> **TASK DETAILS**: Would you retype all of these records exactly?

=-=-=

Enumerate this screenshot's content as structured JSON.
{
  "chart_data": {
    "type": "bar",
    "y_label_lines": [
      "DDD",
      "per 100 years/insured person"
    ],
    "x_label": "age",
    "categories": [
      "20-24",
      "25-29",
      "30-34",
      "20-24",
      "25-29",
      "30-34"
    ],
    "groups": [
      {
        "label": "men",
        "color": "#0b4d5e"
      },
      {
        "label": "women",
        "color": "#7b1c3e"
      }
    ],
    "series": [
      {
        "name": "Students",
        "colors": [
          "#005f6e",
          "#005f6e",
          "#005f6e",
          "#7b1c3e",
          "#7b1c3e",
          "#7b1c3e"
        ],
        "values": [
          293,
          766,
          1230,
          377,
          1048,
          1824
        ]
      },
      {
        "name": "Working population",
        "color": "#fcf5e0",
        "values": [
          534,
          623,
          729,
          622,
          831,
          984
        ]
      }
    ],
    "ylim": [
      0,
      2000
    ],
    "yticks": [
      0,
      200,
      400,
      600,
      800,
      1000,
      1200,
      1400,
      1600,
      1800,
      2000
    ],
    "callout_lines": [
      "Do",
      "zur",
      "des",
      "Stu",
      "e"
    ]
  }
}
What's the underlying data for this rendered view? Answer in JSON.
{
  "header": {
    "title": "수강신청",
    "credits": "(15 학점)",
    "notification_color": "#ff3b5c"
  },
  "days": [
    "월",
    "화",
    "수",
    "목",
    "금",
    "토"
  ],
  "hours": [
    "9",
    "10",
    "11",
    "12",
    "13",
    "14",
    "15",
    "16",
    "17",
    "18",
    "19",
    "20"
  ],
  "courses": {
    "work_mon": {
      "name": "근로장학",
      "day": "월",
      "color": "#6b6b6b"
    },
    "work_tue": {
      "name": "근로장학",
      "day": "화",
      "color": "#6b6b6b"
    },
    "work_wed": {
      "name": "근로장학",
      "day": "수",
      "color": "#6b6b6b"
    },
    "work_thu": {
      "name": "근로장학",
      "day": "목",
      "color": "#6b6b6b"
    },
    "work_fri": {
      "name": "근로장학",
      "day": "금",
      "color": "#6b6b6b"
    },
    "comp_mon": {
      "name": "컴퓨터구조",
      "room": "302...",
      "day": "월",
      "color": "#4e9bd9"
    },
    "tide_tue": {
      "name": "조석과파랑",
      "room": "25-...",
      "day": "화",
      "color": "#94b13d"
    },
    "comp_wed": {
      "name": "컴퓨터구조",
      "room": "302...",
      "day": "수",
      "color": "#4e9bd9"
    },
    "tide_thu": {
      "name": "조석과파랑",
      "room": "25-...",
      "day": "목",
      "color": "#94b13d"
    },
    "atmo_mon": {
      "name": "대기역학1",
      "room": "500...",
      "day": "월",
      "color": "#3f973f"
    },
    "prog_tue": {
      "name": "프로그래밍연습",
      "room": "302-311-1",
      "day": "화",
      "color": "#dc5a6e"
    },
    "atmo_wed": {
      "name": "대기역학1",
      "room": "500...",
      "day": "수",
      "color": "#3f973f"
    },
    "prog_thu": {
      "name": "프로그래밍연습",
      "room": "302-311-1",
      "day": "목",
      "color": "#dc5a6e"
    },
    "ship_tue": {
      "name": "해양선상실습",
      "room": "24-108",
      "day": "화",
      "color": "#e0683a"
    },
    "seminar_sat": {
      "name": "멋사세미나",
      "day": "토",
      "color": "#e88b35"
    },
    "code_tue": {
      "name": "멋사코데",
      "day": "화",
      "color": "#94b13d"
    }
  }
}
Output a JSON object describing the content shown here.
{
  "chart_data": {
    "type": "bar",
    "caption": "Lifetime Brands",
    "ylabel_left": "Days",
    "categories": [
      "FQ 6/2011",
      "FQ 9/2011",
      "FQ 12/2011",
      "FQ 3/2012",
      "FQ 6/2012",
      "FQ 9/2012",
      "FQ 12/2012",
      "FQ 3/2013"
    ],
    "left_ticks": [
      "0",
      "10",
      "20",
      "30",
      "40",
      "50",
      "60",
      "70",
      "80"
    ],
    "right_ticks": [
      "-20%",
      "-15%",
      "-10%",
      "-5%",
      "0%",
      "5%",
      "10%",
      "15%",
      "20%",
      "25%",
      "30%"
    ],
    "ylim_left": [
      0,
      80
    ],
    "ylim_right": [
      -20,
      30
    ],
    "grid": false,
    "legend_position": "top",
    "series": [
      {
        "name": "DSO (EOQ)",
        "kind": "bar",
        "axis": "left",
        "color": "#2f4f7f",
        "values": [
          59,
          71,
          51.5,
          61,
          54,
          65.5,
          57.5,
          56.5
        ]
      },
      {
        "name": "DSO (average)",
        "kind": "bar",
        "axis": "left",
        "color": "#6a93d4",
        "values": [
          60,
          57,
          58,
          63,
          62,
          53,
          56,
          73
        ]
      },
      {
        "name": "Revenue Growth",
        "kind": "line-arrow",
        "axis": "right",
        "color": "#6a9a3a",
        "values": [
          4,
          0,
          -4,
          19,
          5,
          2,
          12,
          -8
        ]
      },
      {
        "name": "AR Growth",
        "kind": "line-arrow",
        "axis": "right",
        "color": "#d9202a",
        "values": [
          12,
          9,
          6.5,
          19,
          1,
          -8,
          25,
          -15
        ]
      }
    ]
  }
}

=-=-=

> **TASK RESPONSE**:
Enumerate this screenshot's content as structured JSON.
{
  "chart_data": {
    "type": "bar",
    "y_label_lines": [
      "DDD",
      "per 100 years/insured person"
    ],
    "x_label": "age",
    "categories": [
      "20-24",
      "25-29",
      "30-34",
      "20-24",
      "25-29",
      "30-34"
    ],
    "groups": [
      {
        "label": "men",
        "color": "#0b4d5e"
      },
      {
        "label": "women",
        "color": "#7b1c3e"
      }
    ],
    "series": [
      {
        "name": "Students",
        "colors": [
          "#005f6e",
          "#005f6e",
          "#005f6e",
          "#7b1c3e",
          "#7b1c3e",
          "#7b1c3e"
        ],
        "values": [
          293,
          766,
          1230,
          377,
          1048,
          1824
        ]
      },
      {
        "name": "Working population",
        "color": "#fcf5e0",
        "values": [
          534,
          623,
          729,
          622,
          831,
          984
        ]
      }
    ],
    "ylim": [
      0,
      2000
    ],
    "yticks": [
      0,
      200,
      400,
      600,
      800,
      1000,
      1200,
      1400,
      1600,
      1800,
      2000
    ],
    "callout_lines": [
      "Do",
      "zur",
      "des",
      "Stu",
      "e"
    ]
  }
}
What's the underlying data for this rendered view? Answer in JSON.
{
  "header": {
    "title": "수강신청",
    "credits": "(15 학점)",
    "notification_color": "#ff3b5c"
  },
  "days": [
    "월",
    "화",
    "수",
    "목",
    "금",
    "토"
  ],
  "hours": [
    "9",
    "10",
    "11",
    "12",
    "13",
    "14",
    "15",
    "16",
    "17",
    "18",
    "19",
    "20"
  ],
  "courses": {
    "work_mon": {
      "name": "근로장학",
      "day": "월",
      "color": "#6b6b6b"
    },
    "work_tue": {
      "name": "근로장학",
      "day": "화",
      "color": "#6b6b6b"
    },
    "work_wed": {
      "name": "근로장학",
      "day": "수",
      "color": "#6b6b6b"
    },
    "work_thu": {
      "name": "근로장학",
      "day": "목",
      "color": "#6b6b6b"
    },
    "work_fri": {
      "name": "근로장학",
      "day": "금",
      "color": "#6b6b6b"
    },
    "comp_mon": {
      "name": "컴퓨터구조",
      "room": "302...",
      "day": "월",
      "color": "#4e9bd9"
    },
    "tide_tue": {
      "name": "조석과파랑",
      "room": "25-...",
      "day": "화",
      "color": "#94b13d"
    },
    "comp_wed": {
      "name": "컴퓨터구조",
      "room": "302...",
      "day": "수",
      "color": "#4e9bd9"
    },
    "tide_thu": {
      "name": "조석과파랑",
      "room": "25-...",
      "day": "목",
      "color": "#94b13d"
    },
    "atmo_mon": {
      "name": "대기역학1",
      "room": "500...",
      "day": "월",
      "color": "#3f973f"
    },
    "prog_tue": {
      "name": "프로그래밍연습",
      "room": "302-311-1",
      "day": "화",
      "color": "#dc5a6e"
    },
    "atmo_wed": {
      "name": "대기역학1",
      "room": "500...",
      "day": "수",
      "color": "#3f973f"
    },
    "prog_thu": {
      "name": "프로그래밍연습",
      "room": "302-311-1",
      "day": "목",
      "color": "#dc5a6e"
    },
    "ship_tue": {
      "name": "해양선상실습",
      "room": "24-108",
      "day": "화",
      "color": "#e0683a"
    },
    "seminar_sat": {
      "name": "멋사세미나",
      "day": "토",
      "color": "#e88b35"
    },
    "code_tue": {
      "name": "멋사코데",
      "day": "화",
      "color": "#94b13d"
    }
  }
}
Output a JSON object describing the content shown here.
{
  "chart_data": {
    "type": "bar",
    "caption": "Lifetime Brands",
    "ylabel_left": "Days",
    "categories": [
      "FQ 6/2011",
      "FQ 9/2011",
      "FQ 12/2011",
      "FQ 3/2012",
      "FQ 6/2012",
      "FQ 9/2012",
      "FQ 12/2012",
      "FQ 3/2013"
    ],
    "left_ticks": [
      "0",
      "10",
      "20",
      "30",
      "40",
      "50",
      "60",
      "70",
      "80"
    ],
    "right_ticks": [
      "-20%",
      "-15%",
      "-10%",
      "-5%",
      "0%",
      "5%",
      "10%",
      "15%",
      "20%",
      "25%",
      "30%"
    ],
    "ylim_left": [
      0,
      80
    ],
    "ylim_right": [
      -20,
      30
    ],
    "grid": false,
    "legend_position": "top",
    "series": [
      {
        "name": "DSO (EOQ)",
        "kind": "bar",
        "axis": "left",
        "color": "#2f4f7f",
        "values": [
          59,
          71,
          51.5,
          61,
          54,
          65.5,
          57.5,
          56.5
        ]
      },
      {
        "name": "DSO (average)",
        "kind": "bar",
        "axis": "left",
        "color": "#6a93d4",
        "values": [
          60,
          57,
          58,
          63,
          62,
          53,
          56,
          73
        ]
      },
      {
        "name": "Revenue Growth",
        "kind": "line-arrow",
        "axis": "right",
        "color": "#6a9a3a",
        "values": [
          4,
          0,
          -4,
          19,
          5,
          2,
          12,
          -8
        ]
      },
      {
        "name": "AR Growth",
        "kind": "line-arrow",
        "axis": "right",
        "color": "#d9202a",
        "values": [
          12,
          9,
          6.5,
          19,
          1,
          -8,
          25,
          -15
        ]
      }
    ]
  }
}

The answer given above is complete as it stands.